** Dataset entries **
§ §
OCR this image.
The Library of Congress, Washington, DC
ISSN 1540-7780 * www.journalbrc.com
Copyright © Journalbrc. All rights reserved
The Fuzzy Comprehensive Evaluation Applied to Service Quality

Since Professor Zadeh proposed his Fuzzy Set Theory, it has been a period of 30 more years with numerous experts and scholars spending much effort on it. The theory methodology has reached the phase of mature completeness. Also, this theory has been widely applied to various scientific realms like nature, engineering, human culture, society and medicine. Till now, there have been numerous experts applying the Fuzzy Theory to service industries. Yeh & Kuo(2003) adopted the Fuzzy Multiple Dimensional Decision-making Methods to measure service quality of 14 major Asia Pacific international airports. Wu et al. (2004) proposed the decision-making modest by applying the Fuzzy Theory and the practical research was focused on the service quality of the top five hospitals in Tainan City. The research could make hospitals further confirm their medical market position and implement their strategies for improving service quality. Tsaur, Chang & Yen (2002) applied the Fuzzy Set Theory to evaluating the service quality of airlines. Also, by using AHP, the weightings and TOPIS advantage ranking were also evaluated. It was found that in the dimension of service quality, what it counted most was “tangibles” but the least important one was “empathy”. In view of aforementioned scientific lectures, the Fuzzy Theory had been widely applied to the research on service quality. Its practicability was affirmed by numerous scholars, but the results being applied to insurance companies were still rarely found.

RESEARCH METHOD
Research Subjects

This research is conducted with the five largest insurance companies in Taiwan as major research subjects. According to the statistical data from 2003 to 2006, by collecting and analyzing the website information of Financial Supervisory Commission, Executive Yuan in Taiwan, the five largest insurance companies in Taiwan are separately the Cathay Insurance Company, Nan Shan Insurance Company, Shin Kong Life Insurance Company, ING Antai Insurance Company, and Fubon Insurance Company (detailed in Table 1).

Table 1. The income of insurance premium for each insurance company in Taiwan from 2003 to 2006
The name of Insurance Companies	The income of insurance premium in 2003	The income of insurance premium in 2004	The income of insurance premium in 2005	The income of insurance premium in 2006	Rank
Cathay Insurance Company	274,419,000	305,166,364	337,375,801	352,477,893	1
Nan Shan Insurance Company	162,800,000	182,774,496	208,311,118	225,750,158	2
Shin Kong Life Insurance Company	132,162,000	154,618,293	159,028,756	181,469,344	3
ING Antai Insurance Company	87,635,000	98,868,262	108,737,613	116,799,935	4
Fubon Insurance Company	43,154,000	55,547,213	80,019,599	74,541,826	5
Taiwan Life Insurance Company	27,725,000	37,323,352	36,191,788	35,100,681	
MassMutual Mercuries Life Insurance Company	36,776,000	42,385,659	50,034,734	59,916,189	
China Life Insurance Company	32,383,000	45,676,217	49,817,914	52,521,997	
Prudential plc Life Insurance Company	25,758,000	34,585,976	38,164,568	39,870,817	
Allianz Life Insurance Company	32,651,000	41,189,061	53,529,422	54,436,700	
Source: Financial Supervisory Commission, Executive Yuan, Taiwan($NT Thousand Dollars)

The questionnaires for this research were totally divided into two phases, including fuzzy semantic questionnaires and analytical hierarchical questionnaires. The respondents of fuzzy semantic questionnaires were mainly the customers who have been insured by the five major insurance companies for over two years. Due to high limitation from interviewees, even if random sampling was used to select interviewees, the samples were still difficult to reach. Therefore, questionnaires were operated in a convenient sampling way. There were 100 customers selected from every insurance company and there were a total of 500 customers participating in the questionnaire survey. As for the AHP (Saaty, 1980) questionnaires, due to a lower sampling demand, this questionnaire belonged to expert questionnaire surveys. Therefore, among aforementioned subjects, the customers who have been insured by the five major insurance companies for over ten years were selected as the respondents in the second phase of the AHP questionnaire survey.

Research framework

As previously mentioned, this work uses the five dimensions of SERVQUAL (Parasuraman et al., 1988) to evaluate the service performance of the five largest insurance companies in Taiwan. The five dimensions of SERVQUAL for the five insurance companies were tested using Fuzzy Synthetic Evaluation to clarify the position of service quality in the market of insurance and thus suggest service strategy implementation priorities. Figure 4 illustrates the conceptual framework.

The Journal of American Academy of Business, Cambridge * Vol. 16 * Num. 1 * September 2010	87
§ §
** The problem **
Filter the records above and return every line that holds the word "premium".

** Final result **
Table 1. The income of insurance premium for each insurance company in Taiwan from 2003 to 2006
The name of Insurance Companies	The income of insurance premium in 2003	The income of insurance premium in 2004	The income of insurance premium in 2005	The income of insurance premium in 2006	Rank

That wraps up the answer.